* _What you should do_:
Each record below is to be reproduced without any change.

* _Extracted records_:
===

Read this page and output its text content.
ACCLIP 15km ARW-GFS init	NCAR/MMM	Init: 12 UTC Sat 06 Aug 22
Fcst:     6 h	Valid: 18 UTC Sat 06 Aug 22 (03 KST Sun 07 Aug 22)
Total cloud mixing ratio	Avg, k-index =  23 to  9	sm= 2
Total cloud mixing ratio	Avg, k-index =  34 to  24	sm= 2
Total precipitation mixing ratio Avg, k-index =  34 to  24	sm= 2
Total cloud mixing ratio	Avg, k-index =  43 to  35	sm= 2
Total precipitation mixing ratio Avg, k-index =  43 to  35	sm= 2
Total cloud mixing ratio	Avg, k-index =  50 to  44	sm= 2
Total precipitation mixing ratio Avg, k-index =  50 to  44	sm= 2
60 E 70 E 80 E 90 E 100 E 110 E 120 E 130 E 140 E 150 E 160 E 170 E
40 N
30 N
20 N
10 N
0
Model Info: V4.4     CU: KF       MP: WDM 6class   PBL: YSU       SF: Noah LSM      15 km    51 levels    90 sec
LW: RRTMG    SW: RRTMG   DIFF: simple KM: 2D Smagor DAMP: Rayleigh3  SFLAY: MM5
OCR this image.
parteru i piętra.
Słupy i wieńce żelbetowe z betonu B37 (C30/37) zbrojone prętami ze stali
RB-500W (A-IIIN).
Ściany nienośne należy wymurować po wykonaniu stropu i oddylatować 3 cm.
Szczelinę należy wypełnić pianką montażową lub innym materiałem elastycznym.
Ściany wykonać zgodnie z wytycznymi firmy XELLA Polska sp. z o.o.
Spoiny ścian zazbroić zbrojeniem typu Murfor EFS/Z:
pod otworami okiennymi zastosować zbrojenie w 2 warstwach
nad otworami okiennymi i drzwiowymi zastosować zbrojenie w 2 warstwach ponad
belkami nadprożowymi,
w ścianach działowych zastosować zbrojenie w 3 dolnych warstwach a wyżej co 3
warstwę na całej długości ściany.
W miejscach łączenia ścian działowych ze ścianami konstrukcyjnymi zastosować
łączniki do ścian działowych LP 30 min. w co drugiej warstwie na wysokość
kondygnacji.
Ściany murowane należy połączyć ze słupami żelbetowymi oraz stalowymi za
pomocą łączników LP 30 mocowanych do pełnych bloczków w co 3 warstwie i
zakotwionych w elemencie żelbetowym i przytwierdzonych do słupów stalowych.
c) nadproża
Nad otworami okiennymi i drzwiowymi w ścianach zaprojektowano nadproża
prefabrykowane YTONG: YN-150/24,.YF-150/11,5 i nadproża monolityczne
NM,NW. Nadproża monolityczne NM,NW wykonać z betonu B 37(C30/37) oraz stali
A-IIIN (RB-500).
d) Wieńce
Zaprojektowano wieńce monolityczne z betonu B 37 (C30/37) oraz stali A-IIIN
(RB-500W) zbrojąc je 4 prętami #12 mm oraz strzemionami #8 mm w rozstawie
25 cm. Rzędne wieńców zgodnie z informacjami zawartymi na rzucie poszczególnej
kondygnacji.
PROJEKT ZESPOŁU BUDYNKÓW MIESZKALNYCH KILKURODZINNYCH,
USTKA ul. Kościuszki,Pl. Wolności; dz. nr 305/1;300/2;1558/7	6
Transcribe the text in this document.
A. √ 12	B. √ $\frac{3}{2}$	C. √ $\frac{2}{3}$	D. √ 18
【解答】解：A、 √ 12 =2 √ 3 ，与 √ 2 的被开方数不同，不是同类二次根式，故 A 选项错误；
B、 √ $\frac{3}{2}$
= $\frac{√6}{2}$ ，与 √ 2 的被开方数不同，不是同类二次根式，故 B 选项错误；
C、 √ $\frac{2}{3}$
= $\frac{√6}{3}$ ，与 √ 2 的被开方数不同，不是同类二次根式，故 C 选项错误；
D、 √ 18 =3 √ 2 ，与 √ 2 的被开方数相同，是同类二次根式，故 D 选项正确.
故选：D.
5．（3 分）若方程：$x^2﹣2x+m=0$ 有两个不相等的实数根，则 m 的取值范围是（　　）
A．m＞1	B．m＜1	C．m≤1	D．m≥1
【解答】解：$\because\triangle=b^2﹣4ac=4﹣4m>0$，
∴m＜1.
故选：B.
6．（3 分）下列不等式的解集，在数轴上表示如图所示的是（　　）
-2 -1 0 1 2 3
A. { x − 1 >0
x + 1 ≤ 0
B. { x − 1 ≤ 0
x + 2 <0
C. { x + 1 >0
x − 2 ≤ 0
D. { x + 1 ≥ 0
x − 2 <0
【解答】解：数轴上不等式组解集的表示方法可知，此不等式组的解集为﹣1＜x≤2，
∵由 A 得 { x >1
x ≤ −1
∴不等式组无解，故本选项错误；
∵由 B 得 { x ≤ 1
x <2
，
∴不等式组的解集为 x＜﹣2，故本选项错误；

===

* _Written response_:
Read this page and output its text content.
ACCLIP 15km ARW-GFS init	NCAR/MMM	Init: 12 UTC Sat 06 Aug 22
Fcst:     6 h	Valid: 18 UTC Sat 06 Aug 22 (03 KST Sun 07 Aug 22)
Total cloud mixing ratio	Avg, k-index =  23 to  9	sm= 2
Total cloud mixing ratio	Avg, k-index =  34 to  24	sm= 2
Total precipitation mixing ratio Avg, k-index =  34 to  24	sm= 2
Total cloud mixing ratio	Avg, k-index =  43 to  35	sm= 2
Total precipitation mixing ratio Avg, k-index =  43 to  35	sm= 2
Total cloud mixing ratio	Avg, k-index =  50 to  44	sm= 2
Total precipitation mixing ratio Avg, k-index =  50 to  44	sm= 2
60 E 70 E 80 E 90 E 100 E 110 E 120 E 130 E 140 E 150 E 160 E 170 E
40 N
30 N
20 N
10 N
0
Model Info: V4.4     CU: KF       MP: WDM 6class   PBL: YSU       SF: Noah LSM      15 km    51 levels    90 sec
LW: RRTMG    SW: RRTMG   DIFF: simple KM: 2D Smagor DAMP: Rayleigh3  SFLAY: MM5
OCR this image.
parteru i piętra.
Słupy i wieńce żelbetowe z betonu B37 (C30/37) zbrojone prętami ze stali
RB-500W (A-IIIN).
Ściany nienośne należy wymurować po wykonaniu stropu i oddylatować 3 cm.
Szczelinę należy wypełnić pianką montażową lub innym materiałem elastycznym.
Ściany wykonać zgodnie z wytycznymi firmy XELLA Polska sp. z o.o.
Spoiny ścian zazbroić zbrojeniem typu Murfor EFS/Z:
pod otworami okiennymi zastosować zbrojenie w 2 warstwach
nad otworami okiennymi i drzwiowymi zastosować zbrojenie w 2 warstwach ponad
belkami nadprożowymi,
w ścianach działowych zastosować zbrojenie w 3 dolnych warstwach a wyżej co 3
warstwę na całej długości ściany.
W miejscach łączenia ścian działowych ze ścianami konstrukcyjnymi zastosować
łączniki do ścian działowych LP 30 min. w co drugiej warstwie na wysokość
kondygnacji.
Ściany murowane należy połączyć ze słupami żelbetowymi oraz stalowymi za
pomocą łączników LP 30 mocowanych do pełnych bloczków w co 3 warstwie i
zakotwionych w elemencie żelbetowym i przytwierdzonych do słupów stalowych.
c) nadproża
Nad otworami okiennymi i drzwiowymi w ścianach zaprojektowano nadproża
prefabrykowane YTONG: YN-150/24,.YF-150/11,5 i nadproża monolityczne
NM,NW. Nadproża monolityczne NM,NW wykonać z betonu B 37(C30/37) oraz stali
A-IIIN (RB-500).
d) Wieńce
Zaprojektowano wieńce monolityczne z betonu B 37 (C30/37) oraz stali A-IIIN
(RB-500W) zbrojąc je 4 prętami #12 mm oraz strzemionami #8 mm w rozstawie
25 cm. Rzędne wieńców zgodnie z informacjami zawartymi na rzucie poszczególnej
kondygnacji.
PROJEKT ZESPOŁU BUDYNKÓW MIESZKALNYCH KILKURODZINNYCH,
USTKA ul. Kościuszki,Pl. Wolności; dz. nr 305/1;300/2;1558/7	6
Transcribe the text in this document.
A. √ 12	B. √ $\frac{3}{2}$	C. √ $\frac{2}{3}$	D. √ 18
【解答】解：A、 √ 12 =2 √ 3 ，与 √ 2 的被开方数不同，不是同类二次根式，故 A 选项错误；
B、 √ $\frac{3}{2}$
= $\frac{√6}{2}$ ，与 √ 2 的被开方数不同，不是同类二次根式，故 B 选项错误；
C、 √ $\frac{2}{3}$
= $\frac{√6}{3}$ ，与 √ 2 的被开方数不同，不是同类二次根式，故 C 选项错误；
D、 √ 18 =3 √ 2 ，与 √ 2 的被开方数相同，是同类二次根式，故 D 选项正确.
故选：D.
5．（3 分）若方程：$x^2﹣2x+m=0$ 有两个不相等的实数根，则 m 的取值范围是（　　）
A．m＞1	B．m＜1	C．m≤1	D．m≥1
【解答】解：$\because\triangle=b^2﹣4ac=4﹣4m>0$，
∴m＜1.
故选：B.
6．（3 分）下列不等式的解集，在数轴上表示如图所示的是（　　）
-2 -1 0 1 2 3
A. { x − 1 >0
x + 1 ≤ 0
B. { x − 1 ≤ 0
x + 2 <0
C. { x + 1 >0
x − 2 ≤ 0
D. { x + 1 ≥ 0
x − 2 <0
【解答】解：数轴上不等式组解集的表示方法可知，此不等式组的解集为﹣1＜x≤2，
∵由 A 得 { x >1
x ≤ −1
∴不等式组无解，故本选项错误；
∵由 B 得 { x ≤ 1
x <2
，
∴不等式组的解集为 x＜﹣2，故本选项错误；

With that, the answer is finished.